• **Listing**:
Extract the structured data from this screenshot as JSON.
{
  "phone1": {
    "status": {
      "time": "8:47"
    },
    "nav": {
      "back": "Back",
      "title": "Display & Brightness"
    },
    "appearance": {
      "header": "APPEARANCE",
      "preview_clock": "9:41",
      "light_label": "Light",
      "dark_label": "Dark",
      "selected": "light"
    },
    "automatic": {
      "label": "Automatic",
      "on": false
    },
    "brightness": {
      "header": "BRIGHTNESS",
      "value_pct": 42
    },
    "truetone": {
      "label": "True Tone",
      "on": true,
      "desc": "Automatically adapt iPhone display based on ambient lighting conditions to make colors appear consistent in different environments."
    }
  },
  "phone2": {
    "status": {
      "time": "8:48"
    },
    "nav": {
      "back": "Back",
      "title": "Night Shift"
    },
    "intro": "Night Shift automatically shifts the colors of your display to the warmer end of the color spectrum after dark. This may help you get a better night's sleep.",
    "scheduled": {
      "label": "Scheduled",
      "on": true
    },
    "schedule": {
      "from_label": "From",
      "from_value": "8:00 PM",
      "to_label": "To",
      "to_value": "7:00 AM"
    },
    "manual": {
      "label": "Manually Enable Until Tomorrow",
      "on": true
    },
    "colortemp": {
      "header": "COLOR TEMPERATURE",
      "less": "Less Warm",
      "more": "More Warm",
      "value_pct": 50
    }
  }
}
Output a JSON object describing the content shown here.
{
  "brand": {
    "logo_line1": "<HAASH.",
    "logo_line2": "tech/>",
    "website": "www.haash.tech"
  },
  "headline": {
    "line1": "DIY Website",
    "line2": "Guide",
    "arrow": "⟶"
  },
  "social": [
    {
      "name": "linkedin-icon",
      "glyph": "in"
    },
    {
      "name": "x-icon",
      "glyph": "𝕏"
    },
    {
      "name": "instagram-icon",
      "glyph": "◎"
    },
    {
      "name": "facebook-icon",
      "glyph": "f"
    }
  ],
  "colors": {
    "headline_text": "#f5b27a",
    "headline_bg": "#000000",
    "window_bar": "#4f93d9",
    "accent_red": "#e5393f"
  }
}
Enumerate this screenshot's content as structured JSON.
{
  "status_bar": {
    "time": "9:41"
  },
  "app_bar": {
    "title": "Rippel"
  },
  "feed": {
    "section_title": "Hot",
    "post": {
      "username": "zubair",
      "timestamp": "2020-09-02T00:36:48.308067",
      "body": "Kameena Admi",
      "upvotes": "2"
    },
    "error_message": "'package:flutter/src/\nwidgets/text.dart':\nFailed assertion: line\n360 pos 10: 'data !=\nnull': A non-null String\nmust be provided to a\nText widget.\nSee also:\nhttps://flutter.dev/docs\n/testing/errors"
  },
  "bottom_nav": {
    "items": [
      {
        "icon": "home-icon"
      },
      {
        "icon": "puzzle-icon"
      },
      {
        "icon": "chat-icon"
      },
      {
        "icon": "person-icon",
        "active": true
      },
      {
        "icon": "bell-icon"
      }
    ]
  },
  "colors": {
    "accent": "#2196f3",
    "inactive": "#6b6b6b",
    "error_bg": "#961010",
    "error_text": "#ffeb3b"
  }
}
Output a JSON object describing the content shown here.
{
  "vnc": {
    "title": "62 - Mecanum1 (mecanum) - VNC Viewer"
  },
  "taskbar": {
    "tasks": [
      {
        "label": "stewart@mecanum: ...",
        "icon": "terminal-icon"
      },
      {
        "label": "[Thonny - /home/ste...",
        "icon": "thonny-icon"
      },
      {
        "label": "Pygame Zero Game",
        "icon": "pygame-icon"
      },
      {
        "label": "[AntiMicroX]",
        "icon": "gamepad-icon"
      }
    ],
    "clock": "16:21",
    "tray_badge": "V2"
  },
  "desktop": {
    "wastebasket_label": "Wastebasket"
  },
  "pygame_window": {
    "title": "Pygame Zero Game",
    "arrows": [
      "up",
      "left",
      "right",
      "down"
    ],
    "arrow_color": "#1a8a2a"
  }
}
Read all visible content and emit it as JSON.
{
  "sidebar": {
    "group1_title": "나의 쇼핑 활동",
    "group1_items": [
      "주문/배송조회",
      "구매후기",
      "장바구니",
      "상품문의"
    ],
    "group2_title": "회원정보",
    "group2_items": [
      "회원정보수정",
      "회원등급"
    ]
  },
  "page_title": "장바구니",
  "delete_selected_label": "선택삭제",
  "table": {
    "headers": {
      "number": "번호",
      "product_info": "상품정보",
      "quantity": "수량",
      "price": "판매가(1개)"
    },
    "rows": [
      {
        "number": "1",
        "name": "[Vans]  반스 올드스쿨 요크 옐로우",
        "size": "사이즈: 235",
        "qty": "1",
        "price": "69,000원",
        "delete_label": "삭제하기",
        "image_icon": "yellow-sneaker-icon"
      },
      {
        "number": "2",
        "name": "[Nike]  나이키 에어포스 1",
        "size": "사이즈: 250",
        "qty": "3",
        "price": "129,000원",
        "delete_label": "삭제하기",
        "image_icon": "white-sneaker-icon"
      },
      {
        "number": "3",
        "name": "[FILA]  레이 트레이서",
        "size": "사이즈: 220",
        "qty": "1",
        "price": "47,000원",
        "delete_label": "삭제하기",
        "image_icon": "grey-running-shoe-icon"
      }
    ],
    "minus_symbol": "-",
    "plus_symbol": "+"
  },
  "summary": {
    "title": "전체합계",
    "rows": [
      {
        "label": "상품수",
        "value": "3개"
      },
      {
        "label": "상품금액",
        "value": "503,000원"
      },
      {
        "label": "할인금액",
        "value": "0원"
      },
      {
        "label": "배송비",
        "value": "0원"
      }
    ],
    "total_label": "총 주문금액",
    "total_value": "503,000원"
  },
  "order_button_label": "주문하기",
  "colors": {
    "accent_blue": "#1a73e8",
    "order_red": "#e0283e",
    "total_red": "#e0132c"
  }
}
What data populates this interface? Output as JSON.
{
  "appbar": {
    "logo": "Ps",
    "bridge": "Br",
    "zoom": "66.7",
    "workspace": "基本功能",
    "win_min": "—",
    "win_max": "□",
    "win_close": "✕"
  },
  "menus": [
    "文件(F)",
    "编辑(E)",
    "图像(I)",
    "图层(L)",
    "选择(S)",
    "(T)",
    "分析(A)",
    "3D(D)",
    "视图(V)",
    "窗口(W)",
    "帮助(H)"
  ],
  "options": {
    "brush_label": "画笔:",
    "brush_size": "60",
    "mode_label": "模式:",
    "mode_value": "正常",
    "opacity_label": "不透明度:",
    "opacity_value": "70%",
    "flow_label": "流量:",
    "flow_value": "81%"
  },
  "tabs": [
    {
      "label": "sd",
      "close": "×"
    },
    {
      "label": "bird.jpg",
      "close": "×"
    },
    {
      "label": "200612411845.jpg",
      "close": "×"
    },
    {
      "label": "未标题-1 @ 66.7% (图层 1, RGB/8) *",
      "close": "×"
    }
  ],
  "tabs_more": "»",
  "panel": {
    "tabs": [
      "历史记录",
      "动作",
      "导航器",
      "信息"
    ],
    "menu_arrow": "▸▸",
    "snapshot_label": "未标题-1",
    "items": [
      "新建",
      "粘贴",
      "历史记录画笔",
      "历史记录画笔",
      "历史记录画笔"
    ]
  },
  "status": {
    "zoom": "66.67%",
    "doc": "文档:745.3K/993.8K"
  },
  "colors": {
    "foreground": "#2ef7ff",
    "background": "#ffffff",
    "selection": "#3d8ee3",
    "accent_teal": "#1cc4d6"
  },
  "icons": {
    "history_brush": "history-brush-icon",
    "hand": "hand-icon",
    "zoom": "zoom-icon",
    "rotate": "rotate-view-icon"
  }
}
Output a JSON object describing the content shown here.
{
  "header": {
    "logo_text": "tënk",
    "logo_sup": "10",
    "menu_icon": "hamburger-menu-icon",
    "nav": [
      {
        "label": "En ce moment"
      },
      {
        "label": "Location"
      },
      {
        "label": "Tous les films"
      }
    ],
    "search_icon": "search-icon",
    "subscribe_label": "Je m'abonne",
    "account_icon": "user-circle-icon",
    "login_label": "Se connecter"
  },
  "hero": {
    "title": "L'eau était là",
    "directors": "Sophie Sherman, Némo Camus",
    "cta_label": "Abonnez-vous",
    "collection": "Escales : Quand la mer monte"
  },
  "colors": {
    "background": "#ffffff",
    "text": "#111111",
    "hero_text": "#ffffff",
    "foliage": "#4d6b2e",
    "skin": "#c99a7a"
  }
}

• **Exercise details**: Only the number is wanted: how many lines above include the word "mecanum"?

• **Solution**: 2